■ **PROBLEM TO SOLVE**: Retype each entry below exactly as it stands.

[Data entries]

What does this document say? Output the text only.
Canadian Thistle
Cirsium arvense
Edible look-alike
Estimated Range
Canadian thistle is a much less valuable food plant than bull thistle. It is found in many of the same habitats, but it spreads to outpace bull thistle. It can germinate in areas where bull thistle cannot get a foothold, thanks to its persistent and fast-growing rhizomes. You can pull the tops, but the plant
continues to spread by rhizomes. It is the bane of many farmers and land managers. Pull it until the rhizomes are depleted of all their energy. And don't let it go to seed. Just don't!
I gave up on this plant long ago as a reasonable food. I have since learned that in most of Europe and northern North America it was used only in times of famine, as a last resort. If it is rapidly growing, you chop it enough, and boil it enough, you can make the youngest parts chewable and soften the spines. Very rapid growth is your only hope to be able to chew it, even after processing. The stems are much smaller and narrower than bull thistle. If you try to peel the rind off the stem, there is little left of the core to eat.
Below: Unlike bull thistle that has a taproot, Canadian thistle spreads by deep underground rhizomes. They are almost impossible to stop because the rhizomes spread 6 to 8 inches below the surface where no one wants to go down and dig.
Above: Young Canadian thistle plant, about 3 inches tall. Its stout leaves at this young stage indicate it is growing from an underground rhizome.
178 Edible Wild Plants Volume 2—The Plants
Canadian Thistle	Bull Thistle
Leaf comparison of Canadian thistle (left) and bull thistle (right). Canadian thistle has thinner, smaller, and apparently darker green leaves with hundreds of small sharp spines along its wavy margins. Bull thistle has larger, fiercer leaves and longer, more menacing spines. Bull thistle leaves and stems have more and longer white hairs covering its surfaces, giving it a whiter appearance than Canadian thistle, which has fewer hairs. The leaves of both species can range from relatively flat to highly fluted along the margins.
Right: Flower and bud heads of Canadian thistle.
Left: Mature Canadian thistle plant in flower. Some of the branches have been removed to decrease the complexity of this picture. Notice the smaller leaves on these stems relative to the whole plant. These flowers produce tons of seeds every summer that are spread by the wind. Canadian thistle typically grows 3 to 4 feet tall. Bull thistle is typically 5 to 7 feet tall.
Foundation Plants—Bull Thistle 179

■ **COMPLETE ANSWER**:
What does this document say? Output the text only.
Canadian Thistle
Cirsium arvense
Edible look-alike
Estimated Range
Canadian thistle is a much less valuable food plant than bull thistle. It is found in many of the same habitats, but it spreads to outpace bull thistle. It can germinate in areas where bull thistle cannot get a foothold, thanks to its persistent and fast-growing rhizomes. You can pull the tops, but the plant
continues to spread by rhizomes. It is the bane of many farmers and land managers. Pull it until the rhizomes are depleted of all their energy. And don't let it go to seed. Just don't!
I gave up on this plant long ago as a reasonable food. I have since learned that in most of Europe and northern North America it was used only in times of famine, as a last resort. If it is rapidly growing, you chop it enough, and boil it enough, you can make the youngest parts chewable and soften the spines. Very rapid growth is your only hope to be able to chew it, even after processing. The stems are much smaller and narrower than bull thistle. If you try to peel the rind off the stem, there is little left of the core to eat.
Below: Unlike bull thistle that has a taproot, Canadian thistle spreads by deep underground rhizomes. They are almost impossible to stop because the rhizomes spread 6 to 8 inches below the surface where no one wants to go down and dig.
Above: Young Canadian thistle plant, about 3 inches tall. Its stout leaves at this young stage indicate it is growing from an underground rhizome.
178 Edible Wild Plants Volume 2—The Plants
Canadian Thistle	Bull Thistle
Leaf comparison of Canadian thistle (left) and bull thistle (right). Canadian thistle has thinner, smaller, and apparently darker green leaves with hundreds of small sharp spines along its wavy margins. Bull thistle has larger, fiercer leaves and longer, more menacing spines. Bull thistle leaves and stems have more and longer white hairs covering its surfaces, giving it a whiter appearance than Canadian thistle, which has fewer hairs. The leaves of both species can range from relatively flat to highly fluted along the margins.
Right: Flower and bud heads of Canadian thistle.
Left: Mature Canadian thistle plant in flower. Some of the branches have been removed to decrease the complexity of this picture. Notice the smaller leaves on these stems relative to the whole plant. These flowers produce tons of seeds every summer that are spread by the wind. Canadian thistle typically grows 3 to 4 feet tall. Bull thistle is typically 5 to 7 feet tall.
Foundation Plants—Bull Thistle 179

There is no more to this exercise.